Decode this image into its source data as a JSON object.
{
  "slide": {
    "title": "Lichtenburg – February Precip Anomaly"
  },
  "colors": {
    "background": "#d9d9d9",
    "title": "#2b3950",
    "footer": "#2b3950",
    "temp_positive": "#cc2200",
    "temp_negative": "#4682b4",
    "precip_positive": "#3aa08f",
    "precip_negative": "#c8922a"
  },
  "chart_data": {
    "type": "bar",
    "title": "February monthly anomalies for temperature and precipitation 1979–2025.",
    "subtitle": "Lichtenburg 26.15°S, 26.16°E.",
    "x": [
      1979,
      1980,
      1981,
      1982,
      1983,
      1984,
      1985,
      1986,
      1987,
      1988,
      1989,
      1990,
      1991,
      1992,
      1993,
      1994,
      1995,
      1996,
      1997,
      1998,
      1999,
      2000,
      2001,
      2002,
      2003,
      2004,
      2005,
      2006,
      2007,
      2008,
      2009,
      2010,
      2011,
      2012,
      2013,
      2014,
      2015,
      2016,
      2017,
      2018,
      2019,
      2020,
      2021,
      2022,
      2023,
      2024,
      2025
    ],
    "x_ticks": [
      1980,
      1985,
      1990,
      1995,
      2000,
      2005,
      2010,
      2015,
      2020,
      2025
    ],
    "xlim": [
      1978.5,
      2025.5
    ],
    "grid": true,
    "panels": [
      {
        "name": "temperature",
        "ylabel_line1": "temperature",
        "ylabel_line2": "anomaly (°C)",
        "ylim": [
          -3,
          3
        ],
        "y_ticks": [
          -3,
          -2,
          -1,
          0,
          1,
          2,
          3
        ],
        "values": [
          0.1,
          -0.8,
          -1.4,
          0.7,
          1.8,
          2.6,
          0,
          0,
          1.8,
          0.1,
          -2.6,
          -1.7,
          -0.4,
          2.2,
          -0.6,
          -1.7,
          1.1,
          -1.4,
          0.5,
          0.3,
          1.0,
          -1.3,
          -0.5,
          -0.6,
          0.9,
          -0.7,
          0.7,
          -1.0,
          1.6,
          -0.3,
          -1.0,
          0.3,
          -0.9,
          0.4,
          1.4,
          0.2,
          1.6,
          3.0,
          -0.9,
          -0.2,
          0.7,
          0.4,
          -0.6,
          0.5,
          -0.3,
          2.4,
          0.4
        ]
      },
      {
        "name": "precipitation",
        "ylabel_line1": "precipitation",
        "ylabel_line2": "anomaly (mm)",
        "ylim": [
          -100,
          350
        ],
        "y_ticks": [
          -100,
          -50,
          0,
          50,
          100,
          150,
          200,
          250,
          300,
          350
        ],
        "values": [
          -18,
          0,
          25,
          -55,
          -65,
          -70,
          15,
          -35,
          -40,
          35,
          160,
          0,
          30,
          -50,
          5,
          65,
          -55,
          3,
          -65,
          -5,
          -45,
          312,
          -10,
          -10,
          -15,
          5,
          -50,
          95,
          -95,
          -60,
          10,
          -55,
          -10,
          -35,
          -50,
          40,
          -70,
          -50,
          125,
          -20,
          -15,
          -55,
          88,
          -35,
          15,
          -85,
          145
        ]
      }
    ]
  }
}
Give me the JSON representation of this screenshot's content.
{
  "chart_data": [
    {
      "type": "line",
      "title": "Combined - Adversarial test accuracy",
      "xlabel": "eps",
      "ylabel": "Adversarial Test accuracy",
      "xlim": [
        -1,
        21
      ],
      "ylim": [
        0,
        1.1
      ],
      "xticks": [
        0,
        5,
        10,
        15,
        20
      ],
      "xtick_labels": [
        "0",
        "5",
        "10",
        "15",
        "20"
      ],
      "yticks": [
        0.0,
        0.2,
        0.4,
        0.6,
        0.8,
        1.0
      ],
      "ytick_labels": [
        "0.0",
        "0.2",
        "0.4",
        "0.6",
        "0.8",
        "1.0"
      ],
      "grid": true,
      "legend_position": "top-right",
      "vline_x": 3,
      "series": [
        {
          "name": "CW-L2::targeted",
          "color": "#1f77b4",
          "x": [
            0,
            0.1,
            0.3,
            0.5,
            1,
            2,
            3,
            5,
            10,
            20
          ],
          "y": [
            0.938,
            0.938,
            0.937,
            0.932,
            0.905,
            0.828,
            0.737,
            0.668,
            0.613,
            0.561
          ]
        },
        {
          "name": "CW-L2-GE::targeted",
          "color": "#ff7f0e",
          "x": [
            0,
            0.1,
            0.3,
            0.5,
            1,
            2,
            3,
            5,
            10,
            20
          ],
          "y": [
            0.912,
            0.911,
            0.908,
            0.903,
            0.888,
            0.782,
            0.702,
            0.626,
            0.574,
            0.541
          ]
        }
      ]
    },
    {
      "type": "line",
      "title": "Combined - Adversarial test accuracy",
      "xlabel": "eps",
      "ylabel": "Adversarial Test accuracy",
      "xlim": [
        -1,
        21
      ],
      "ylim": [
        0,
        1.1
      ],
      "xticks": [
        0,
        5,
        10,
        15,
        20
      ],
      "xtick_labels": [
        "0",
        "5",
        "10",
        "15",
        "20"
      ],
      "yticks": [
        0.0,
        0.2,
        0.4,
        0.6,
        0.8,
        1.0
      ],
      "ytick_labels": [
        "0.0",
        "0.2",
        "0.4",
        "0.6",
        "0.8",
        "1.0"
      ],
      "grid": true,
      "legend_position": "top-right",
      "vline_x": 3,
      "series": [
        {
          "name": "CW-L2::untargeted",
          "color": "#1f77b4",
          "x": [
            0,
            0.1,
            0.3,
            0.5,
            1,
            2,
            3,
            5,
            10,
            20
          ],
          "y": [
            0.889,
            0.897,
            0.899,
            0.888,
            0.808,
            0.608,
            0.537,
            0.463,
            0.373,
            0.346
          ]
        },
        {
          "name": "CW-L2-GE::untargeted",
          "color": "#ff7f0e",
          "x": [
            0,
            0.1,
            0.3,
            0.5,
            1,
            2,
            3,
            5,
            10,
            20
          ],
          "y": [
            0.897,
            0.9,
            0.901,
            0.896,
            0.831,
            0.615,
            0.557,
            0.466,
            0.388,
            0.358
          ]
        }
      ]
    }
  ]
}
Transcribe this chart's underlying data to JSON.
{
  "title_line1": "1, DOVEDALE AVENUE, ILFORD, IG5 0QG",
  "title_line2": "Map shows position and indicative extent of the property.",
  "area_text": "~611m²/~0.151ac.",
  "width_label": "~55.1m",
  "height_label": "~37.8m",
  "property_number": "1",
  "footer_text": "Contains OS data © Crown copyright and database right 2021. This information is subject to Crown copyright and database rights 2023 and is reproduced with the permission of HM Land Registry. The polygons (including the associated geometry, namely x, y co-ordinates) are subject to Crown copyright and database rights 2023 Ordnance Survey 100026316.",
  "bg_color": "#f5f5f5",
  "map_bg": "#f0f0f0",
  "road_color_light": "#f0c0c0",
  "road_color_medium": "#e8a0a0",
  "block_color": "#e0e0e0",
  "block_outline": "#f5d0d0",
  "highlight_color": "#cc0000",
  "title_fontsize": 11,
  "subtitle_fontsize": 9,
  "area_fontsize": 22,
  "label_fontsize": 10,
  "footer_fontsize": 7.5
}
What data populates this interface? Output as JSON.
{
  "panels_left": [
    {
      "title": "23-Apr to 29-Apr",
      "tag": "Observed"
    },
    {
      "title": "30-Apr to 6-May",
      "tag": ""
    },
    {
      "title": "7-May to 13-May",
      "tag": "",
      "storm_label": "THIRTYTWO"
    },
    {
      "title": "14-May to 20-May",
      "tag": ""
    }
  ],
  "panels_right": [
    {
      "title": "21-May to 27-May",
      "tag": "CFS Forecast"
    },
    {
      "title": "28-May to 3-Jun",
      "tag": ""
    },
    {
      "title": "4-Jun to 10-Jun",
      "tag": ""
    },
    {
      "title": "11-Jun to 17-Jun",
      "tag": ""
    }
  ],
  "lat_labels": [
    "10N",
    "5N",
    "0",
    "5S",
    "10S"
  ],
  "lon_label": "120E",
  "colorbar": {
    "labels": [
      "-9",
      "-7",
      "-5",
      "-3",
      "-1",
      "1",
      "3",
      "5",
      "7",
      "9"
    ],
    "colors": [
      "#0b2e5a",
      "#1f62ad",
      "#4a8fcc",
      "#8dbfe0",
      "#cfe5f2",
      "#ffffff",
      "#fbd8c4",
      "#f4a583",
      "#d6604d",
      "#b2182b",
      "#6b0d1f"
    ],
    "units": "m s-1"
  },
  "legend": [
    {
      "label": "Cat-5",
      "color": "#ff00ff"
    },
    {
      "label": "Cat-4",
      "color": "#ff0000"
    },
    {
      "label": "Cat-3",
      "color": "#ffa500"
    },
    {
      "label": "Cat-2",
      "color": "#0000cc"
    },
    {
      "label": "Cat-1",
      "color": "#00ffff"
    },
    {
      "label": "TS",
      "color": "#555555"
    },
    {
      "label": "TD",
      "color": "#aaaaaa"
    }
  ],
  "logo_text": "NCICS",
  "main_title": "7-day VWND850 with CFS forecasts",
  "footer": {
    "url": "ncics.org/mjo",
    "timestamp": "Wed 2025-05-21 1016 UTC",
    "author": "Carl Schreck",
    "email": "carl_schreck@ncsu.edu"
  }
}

▸ TO BE DONE
Extract all lines from the material above that include the word "with".

▸ RESPONSE FOR THIS EXERCISE
  "footer_text": "Contains OS data © Crown copyright and database right 2021. This information is subject to Crown copyright and database rights 2023 and is reproduced with the permission of HM Land Registry. The polygons (including the associated geometry, namely x, y co-ordinates) are subject to Crown copyright and database rights 2023 Ordnance Survey 100026316.",
  "main_title": "7-day VWND850 with CFS forecasts",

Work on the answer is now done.